Goal -
Look through the lines below and extract each one that contains "setiaMu".

Task data -
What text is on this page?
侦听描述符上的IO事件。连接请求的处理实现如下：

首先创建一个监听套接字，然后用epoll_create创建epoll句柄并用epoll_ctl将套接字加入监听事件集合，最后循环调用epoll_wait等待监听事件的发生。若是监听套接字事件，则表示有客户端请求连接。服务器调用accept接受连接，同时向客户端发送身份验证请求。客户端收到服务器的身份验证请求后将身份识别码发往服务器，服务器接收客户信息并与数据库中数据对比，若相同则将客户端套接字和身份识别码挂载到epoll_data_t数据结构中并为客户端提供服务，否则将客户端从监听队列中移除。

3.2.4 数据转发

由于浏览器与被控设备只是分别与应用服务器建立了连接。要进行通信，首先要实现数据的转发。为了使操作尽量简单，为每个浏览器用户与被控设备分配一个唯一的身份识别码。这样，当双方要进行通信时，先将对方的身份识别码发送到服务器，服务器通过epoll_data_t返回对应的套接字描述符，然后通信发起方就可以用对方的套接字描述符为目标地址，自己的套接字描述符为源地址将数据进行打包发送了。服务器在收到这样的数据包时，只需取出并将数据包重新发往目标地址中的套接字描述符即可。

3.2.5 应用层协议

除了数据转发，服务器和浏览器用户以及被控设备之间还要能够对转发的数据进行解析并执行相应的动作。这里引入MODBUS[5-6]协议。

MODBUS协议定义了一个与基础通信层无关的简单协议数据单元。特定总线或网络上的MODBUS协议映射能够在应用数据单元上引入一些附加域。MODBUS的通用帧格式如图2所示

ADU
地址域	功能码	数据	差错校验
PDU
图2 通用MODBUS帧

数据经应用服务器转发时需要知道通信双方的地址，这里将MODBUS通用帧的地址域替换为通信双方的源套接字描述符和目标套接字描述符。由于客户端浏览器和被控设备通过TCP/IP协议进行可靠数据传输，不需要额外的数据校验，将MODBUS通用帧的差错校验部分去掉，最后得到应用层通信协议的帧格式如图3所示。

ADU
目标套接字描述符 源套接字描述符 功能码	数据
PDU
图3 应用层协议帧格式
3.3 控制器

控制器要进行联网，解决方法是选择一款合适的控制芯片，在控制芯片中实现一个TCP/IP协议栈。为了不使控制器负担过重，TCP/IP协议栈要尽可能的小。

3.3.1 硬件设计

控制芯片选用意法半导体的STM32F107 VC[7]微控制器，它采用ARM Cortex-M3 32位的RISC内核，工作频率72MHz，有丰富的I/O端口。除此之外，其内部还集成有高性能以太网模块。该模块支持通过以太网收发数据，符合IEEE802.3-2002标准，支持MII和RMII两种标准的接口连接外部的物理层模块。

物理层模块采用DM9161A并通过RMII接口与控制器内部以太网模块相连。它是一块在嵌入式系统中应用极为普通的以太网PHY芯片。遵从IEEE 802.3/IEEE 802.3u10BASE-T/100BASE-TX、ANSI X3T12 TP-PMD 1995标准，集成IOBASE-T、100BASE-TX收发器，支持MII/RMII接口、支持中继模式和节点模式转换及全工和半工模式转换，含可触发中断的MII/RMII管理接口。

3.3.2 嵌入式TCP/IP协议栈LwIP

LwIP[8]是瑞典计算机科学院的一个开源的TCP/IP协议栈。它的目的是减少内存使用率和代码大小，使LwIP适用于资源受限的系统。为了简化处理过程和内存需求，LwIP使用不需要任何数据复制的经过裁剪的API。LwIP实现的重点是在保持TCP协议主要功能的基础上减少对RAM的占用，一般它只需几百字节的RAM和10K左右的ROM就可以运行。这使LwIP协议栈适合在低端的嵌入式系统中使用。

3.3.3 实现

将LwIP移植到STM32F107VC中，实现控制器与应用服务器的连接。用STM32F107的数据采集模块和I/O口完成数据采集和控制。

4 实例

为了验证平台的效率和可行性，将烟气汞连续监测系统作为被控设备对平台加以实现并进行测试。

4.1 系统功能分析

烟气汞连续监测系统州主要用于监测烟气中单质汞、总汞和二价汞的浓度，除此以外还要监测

...

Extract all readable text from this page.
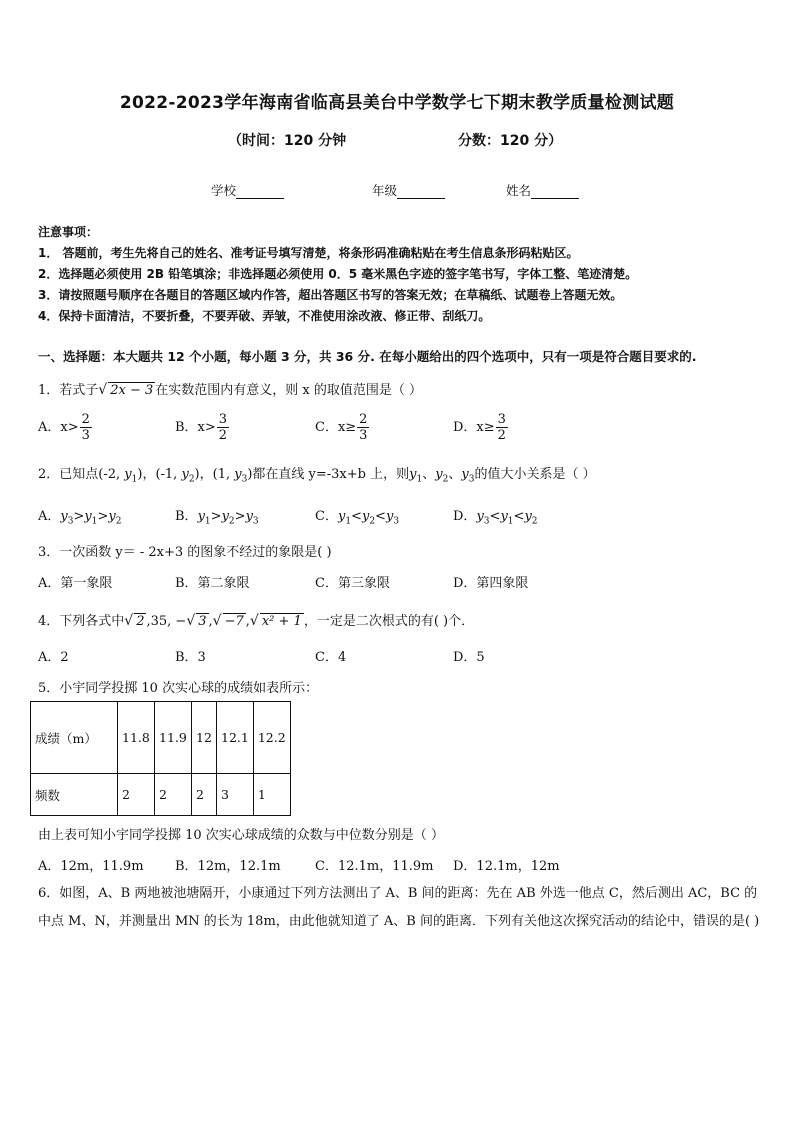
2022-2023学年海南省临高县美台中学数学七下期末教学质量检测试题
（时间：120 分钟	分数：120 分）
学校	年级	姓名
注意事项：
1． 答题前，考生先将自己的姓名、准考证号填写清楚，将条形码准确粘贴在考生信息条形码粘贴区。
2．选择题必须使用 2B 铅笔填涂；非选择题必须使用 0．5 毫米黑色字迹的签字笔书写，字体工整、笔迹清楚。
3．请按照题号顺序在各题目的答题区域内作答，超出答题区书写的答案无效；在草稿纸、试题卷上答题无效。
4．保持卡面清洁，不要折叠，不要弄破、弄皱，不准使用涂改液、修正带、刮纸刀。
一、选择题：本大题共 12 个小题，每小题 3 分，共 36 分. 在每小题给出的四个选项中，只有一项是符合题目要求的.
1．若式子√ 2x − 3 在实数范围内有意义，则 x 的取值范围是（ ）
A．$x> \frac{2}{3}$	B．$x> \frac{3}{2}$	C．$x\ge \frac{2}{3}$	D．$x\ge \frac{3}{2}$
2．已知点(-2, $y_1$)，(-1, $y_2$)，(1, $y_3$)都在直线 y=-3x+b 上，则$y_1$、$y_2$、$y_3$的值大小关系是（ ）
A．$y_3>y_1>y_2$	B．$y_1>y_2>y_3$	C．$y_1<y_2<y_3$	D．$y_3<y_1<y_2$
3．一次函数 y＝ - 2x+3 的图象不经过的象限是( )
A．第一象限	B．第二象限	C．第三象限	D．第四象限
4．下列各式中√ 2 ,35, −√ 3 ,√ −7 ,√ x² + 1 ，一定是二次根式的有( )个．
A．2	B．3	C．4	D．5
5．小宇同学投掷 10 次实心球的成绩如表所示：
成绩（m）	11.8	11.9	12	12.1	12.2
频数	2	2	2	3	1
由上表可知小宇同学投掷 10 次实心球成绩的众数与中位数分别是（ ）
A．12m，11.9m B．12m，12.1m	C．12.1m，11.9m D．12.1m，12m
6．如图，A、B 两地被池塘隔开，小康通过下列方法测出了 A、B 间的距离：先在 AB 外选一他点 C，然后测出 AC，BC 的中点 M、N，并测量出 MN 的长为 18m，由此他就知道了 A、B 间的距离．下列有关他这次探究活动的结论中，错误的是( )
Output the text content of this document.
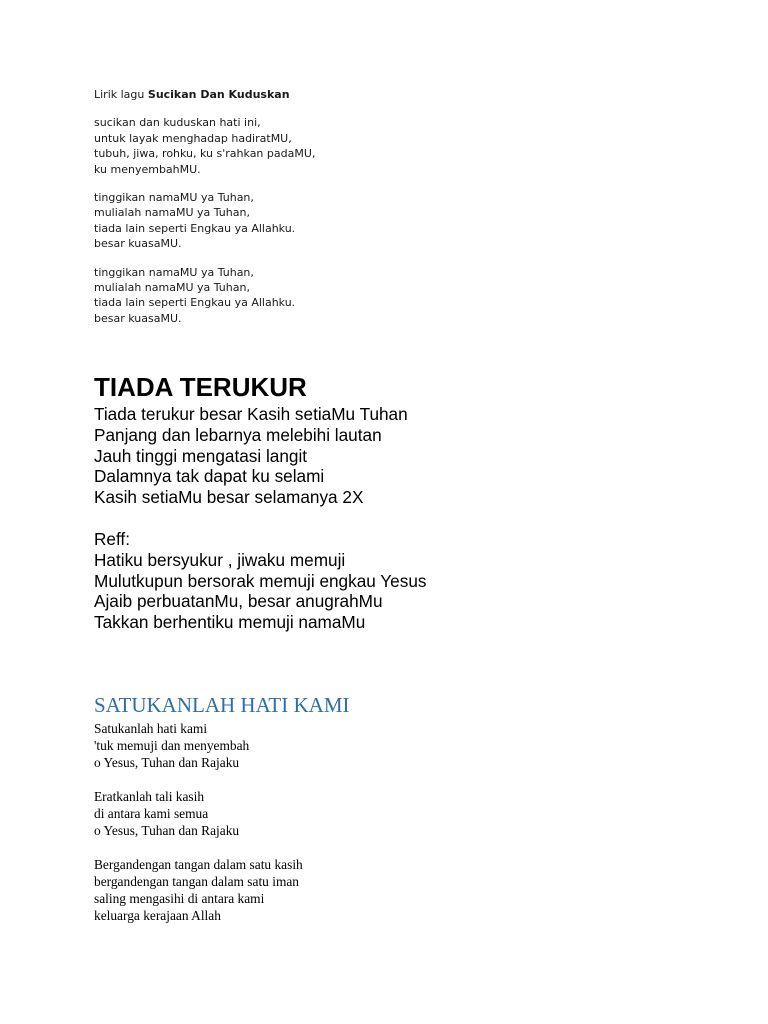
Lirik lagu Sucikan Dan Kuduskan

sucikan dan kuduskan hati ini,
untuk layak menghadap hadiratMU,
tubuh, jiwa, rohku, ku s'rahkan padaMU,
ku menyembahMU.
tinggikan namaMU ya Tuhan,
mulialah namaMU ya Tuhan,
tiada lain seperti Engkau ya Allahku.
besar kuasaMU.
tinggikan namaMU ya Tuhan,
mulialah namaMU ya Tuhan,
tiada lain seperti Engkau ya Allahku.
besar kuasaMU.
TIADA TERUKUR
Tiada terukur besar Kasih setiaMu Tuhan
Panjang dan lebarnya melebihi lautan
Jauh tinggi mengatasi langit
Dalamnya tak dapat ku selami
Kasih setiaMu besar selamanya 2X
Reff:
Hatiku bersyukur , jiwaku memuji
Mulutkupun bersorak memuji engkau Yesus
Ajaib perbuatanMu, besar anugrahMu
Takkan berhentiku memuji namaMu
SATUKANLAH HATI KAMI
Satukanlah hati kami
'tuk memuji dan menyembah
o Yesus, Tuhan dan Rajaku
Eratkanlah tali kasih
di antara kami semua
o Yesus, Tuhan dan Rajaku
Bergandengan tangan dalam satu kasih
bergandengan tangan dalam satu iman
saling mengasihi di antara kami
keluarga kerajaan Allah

Correct response -
Tiada terukur besar Kasih setiaMu Tuhan
Kasih setiaMu besar selamanya 2X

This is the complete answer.